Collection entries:
+++
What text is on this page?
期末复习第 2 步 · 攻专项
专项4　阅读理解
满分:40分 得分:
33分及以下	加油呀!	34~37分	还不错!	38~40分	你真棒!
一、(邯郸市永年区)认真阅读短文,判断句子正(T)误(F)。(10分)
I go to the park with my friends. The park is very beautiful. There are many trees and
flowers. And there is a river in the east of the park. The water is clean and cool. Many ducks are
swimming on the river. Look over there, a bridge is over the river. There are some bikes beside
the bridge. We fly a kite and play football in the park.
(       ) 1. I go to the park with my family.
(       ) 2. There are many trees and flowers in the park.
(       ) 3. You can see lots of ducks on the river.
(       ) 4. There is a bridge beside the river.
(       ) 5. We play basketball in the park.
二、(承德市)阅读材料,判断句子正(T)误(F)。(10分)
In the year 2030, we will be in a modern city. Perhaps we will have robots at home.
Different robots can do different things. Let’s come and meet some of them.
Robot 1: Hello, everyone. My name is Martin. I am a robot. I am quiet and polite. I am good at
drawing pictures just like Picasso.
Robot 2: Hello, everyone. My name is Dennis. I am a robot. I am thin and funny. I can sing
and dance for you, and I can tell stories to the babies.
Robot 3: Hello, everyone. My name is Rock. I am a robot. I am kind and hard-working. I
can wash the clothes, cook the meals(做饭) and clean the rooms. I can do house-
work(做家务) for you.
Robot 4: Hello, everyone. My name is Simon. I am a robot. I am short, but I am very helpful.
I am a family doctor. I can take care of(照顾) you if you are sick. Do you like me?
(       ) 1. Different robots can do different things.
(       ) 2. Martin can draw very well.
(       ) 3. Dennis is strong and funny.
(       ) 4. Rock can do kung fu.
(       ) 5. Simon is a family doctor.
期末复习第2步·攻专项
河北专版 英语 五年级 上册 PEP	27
+++
**Set problem:** Your task is to print all of the records exactly.

**Solution:**
What text is on this page?
期末复习第 2 步 · 攻专项
专项4　阅读理解
满分:40分 得分:
33分及以下	加油呀!	34~37分	还不错!	38~40分	你真棒!
一、(邯郸市永年区)认真阅读短文,判断句子正(T)误(F)。(10分)
I go to the park with my friends. The park is very beautiful. There are many trees and
flowers. And there is a river in the east of the park. The water is clean and cool. Many ducks are
swimming on the river. Look over there, a bridge is over the river. There are some bikes beside
the bridge. We fly a kite and play football in the park.
(       ) 1. I go to the park with my family.
(       ) 2. There are many trees and flowers in the park.
(       ) 3. You can see lots of ducks on the river.
(       ) 4. There is a bridge beside the river.
(       ) 5. We play basketball in the park.
二、(承德市)阅读材料,判断句子正(T)误(F)。(10分)
In the year 2030, we will be in a modern city. Perhaps we will have robots at home.
Different robots can do different things. Let’s come and meet some of them.
Robot 1: Hello, everyone. My name is Martin. I am a robot. I am quiet and polite. I am good at
drawing pictures just like Picasso.
Robot 2: Hello, everyone. My name is Dennis. I am a robot. I am thin and funny. I can sing
and dance for you, and I can tell stories to the babies.
Robot 3: Hello, everyone. My name is Rock. I am a robot. I am kind and hard-working. I
can wash the clothes, cook the meals(做饭) and clean the rooms. I can do house-
work(做家务) for you.
Robot 4: Hello, everyone. My name is Simon. I am a robot. I am short, but I am very helpful.
I am a family doctor. I can take care of(照顾) you if you are sick. Do you like me?
(       ) 1. Different robots can do different things.
(       ) 2. Martin can draw very well.
(       ) 3. Dennis is strong and funny.
(       ) 4. Rock can do kung fu.
(       ) 5. Simon is a family doctor.
期末复习第2步·攻专项
河北专版 英语 五年级 上册 PEP	27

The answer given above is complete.